*Work to complete*:
Filter the data for lines with the word "таблетки", then copy every line so identified.

*Data lines*:
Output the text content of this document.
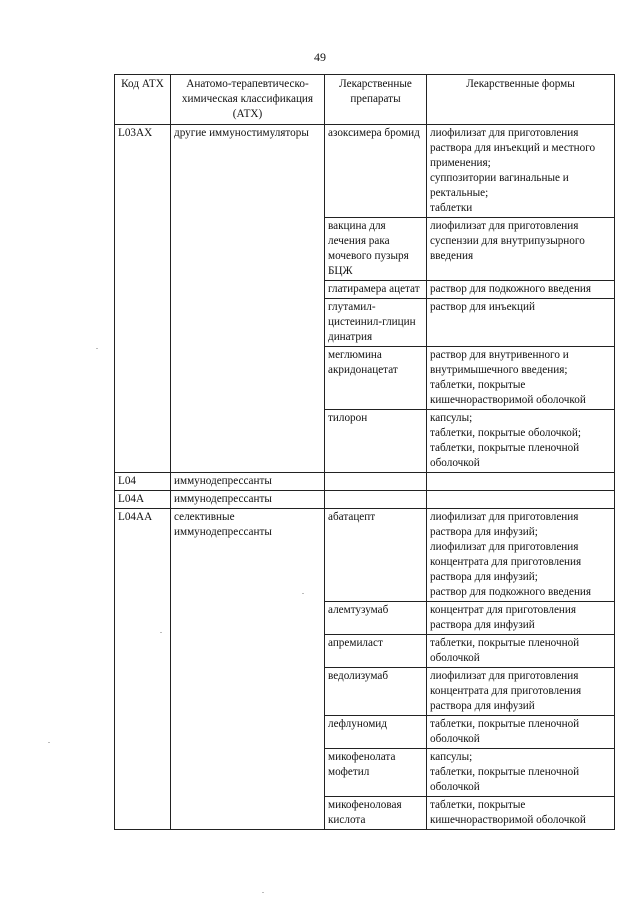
49
Код АТХ	Анатомо-терапевтическо-химическая классификация (АТХ)	Лекарственные препараты	Лекарственные формы
L03AX	другие иммуностимуляторы	азоксимера бромид	лиофилизат для приготовления раствора для инъекций и местного применения;
суппозитории вагинальные и ректальные;
таблетки

		вакцина для лечения рака мочевого пузыря БЦЖ	лиофилизат для приготовления суспензии для внутрипузырного введения

		глатирамера ацетат	раствор для подкожного введения

		глутамил-цистеинил-глицин динатрия	раствор для инъекций

		меглюмина акридонацетат	раствор для внутривенного и внутримышечного введения;
таблетки, покрытые кишечнорастворимой оболочкой

		тилорон	капсулы;
таблетки, покрытые оболочкой;
таблетки, покрытые пленочной оболочкой

L04	иммунодепрессанты		
L04A	иммунодепрессанты		
L04AA	селективные иммунодепрессанты	абатацепт	лиофилизат для приготовления раствора для инфузий;
лиофилизат для приготовления концентрата для приготовления раствора для инфузий;
раствор для подкожного введения

		алемтузумаб	концентрат для приготовления раствора для инфузий

		апремиласт	таблетки, покрытые пленочной оболочкой

		ведолизумаб	лиофилизат для приготовления концентрата для приготовления раствора для инфузий

		лефлуномид	таблетки, покрытые пленочной оболочкой

		микофенолата мофетил	капсулы;
таблетки, покрытые пленочной оболочкой

		микофеноловая кислота	таблетки, покрытые кишечнорастворимой оболочкой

*Solution*:
таблетки
таблетки, покрытые кишечнорастворимой оболочкой
таблетки, покрытые оболочкой;
таблетки, покрытые пленочной оболочкой
		апремиласт	таблетки, покрытые пленочной оболочкой
		лефлуномид	таблетки, покрытые пленочной оболочкой
таблетки, покрытые пленочной оболочкой
		микофеноловая кислота	таблетки, покрытые кишечнорастворимой оболочкой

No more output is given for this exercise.